Lines of data:
---

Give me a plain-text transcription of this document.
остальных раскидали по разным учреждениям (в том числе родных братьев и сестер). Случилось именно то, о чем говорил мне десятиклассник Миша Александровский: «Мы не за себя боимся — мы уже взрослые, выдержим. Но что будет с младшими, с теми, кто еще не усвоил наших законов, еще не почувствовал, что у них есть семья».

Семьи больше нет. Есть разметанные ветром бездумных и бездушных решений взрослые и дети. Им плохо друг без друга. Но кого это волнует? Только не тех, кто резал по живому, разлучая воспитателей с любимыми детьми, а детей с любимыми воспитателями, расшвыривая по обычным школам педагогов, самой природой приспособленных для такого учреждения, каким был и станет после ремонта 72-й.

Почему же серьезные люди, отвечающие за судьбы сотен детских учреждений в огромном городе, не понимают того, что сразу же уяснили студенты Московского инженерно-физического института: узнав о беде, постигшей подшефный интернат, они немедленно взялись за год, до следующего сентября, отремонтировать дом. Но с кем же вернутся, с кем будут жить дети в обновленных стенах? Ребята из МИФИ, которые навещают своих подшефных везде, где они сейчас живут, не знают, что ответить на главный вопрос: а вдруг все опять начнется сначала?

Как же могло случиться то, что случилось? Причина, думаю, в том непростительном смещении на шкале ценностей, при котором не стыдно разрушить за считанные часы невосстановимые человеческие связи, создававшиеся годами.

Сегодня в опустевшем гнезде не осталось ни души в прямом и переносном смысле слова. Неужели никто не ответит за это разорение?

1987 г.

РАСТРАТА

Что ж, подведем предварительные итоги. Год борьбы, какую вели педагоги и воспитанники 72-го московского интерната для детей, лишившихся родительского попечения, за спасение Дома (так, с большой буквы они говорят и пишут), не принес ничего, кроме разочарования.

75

---

Gather every line from the listing above in which the word "детей" appears.

#### WRITTEN ANSWER:
Семьи больше нет. Есть разметанные ветром бездумных и бездушных решений взрослые и дети. Им плохо друг без друга. Но кого это волнует? Только не тех, кто резал по живому, разлучая воспитателей с любимыми детьми, а детей с любимыми воспитателями, расшвыривая по обычным школам педагогов, самой природой приспособленных для такого учреждения, каким был и станет после ремонта 72-й.
Что ж, подведем предварительные итоги. Год борьбы, какую вели педагоги и воспитанники 72-го московского интерната для детей, лишившихся родительского попечения, за спасение Дома (так, с большой буквы они говорят и пишут), не принес ничего, кроме разочарования.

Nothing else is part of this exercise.